### THE PROBLEM
Identify the lines containing the word "Periode". Copy each one.

### PROVIDED DATA

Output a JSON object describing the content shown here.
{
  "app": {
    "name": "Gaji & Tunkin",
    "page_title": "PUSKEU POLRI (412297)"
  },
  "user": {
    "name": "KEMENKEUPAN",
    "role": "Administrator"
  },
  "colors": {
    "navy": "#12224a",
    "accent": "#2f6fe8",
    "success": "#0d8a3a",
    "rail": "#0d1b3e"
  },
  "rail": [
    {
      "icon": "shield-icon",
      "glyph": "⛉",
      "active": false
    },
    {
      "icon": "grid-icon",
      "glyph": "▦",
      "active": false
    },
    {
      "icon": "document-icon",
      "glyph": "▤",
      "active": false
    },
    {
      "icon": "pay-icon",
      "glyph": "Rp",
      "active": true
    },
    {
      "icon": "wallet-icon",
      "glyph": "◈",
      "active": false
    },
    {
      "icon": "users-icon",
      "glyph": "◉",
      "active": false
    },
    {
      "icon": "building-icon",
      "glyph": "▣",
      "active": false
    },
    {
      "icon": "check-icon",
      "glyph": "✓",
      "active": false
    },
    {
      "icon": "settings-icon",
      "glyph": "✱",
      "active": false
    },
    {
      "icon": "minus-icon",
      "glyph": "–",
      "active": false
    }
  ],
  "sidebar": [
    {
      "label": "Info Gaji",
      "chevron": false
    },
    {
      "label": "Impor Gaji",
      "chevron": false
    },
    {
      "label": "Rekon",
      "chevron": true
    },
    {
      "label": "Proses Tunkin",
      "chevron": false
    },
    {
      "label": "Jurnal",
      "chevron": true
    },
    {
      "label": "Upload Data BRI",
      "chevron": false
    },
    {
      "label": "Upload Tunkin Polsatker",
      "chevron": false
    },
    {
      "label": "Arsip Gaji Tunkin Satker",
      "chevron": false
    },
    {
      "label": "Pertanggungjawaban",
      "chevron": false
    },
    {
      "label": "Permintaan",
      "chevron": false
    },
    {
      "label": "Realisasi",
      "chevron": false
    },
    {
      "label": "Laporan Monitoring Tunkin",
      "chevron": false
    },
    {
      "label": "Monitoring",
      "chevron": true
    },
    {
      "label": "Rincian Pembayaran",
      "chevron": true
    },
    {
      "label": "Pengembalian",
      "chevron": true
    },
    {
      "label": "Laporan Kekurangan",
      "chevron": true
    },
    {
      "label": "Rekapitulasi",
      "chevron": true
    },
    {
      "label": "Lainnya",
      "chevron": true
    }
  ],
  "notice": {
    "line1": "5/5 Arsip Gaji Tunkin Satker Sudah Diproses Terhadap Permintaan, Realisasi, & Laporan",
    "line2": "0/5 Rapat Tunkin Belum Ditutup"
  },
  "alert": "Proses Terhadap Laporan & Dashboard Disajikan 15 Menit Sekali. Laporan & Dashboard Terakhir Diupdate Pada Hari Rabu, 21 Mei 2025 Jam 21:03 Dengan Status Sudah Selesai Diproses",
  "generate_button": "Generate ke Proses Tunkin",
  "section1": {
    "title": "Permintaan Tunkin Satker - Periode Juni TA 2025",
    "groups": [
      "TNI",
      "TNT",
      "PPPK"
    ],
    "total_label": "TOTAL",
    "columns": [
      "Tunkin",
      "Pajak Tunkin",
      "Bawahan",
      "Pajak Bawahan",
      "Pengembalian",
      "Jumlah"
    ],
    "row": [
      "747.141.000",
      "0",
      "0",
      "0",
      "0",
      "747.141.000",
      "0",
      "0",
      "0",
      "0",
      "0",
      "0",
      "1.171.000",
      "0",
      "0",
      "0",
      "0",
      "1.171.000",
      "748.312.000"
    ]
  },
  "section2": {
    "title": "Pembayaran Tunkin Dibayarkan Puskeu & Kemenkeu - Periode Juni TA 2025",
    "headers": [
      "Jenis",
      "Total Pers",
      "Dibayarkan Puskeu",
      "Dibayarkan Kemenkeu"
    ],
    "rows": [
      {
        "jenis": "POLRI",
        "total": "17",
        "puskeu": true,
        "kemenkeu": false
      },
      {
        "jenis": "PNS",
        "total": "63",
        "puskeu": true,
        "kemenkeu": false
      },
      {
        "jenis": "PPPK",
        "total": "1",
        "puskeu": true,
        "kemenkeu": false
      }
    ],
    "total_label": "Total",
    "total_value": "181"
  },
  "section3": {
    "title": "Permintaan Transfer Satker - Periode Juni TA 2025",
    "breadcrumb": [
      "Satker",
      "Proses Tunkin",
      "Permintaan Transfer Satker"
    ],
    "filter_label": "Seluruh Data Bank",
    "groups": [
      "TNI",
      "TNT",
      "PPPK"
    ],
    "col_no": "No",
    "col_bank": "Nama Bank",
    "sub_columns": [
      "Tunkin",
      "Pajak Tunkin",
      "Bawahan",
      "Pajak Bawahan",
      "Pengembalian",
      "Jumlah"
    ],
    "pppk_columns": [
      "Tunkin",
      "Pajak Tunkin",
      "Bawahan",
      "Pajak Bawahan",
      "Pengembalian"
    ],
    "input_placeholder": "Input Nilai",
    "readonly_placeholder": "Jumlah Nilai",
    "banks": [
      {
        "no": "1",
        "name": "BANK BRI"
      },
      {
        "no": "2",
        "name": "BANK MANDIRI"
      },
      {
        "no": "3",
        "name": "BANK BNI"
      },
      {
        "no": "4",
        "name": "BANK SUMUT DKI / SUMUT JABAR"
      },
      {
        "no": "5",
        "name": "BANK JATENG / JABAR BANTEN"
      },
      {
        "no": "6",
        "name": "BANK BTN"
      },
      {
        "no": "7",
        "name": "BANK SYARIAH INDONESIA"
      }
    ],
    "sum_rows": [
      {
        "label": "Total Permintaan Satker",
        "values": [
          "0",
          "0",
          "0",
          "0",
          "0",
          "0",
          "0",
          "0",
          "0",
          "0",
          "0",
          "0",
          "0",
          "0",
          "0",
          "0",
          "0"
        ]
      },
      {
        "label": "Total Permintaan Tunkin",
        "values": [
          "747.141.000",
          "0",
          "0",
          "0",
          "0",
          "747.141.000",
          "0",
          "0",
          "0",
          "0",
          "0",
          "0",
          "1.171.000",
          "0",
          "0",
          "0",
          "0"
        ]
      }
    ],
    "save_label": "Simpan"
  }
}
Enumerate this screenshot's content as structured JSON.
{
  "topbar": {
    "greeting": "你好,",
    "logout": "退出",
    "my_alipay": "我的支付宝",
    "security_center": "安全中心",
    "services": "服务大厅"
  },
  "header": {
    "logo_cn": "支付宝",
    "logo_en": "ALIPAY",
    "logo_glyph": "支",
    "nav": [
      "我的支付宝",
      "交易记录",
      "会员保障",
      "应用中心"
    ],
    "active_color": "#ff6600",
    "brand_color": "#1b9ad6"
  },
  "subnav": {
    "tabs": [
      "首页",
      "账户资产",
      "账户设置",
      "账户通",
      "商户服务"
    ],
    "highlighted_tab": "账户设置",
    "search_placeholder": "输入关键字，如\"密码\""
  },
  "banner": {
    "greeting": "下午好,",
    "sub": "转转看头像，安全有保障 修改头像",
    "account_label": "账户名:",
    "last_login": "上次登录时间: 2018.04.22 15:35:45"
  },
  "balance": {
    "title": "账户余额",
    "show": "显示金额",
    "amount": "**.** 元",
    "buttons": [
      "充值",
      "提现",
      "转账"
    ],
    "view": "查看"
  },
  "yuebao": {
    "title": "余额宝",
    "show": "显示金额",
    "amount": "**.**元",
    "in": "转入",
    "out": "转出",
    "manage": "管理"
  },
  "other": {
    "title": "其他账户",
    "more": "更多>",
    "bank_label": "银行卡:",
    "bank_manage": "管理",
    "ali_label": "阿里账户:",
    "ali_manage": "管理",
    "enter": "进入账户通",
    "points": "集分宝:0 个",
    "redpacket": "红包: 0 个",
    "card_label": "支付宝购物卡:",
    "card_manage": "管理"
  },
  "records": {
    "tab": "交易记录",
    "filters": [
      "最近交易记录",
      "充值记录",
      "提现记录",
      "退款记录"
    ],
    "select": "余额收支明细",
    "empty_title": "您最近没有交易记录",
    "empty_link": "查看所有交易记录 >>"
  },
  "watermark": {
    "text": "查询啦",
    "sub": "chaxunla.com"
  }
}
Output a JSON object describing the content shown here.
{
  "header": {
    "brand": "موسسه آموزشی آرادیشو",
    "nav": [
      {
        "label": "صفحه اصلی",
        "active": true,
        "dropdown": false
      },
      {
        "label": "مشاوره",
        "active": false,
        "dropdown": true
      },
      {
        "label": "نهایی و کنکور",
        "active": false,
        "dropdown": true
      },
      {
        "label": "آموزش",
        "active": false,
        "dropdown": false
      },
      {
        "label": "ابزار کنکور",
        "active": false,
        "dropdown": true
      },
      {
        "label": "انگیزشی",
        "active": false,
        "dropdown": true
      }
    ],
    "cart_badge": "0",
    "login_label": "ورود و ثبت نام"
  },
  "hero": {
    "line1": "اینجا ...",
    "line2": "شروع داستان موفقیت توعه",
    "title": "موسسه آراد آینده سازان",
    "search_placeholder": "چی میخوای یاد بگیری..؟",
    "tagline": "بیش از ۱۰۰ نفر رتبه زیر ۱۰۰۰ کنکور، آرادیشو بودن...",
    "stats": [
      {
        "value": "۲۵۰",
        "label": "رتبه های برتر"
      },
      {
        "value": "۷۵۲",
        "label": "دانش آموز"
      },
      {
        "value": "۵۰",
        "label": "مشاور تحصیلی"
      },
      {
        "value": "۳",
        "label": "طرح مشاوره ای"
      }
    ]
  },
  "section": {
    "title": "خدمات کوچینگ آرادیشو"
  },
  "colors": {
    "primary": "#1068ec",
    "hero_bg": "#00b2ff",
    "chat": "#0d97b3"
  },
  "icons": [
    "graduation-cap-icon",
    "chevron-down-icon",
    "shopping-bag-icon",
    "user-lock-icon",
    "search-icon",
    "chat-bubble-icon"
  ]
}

### TASK RESPONSE
    "title": "Permintaan Tunkin Satker - Periode Juni TA 2025",
    "title": "Pembayaran Tunkin Dibayarkan Puskeu & Kemenkeu - Periode Juni TA 2025",
    "title": "Permintaan Transfer Satker - Periode Juni TA 2025",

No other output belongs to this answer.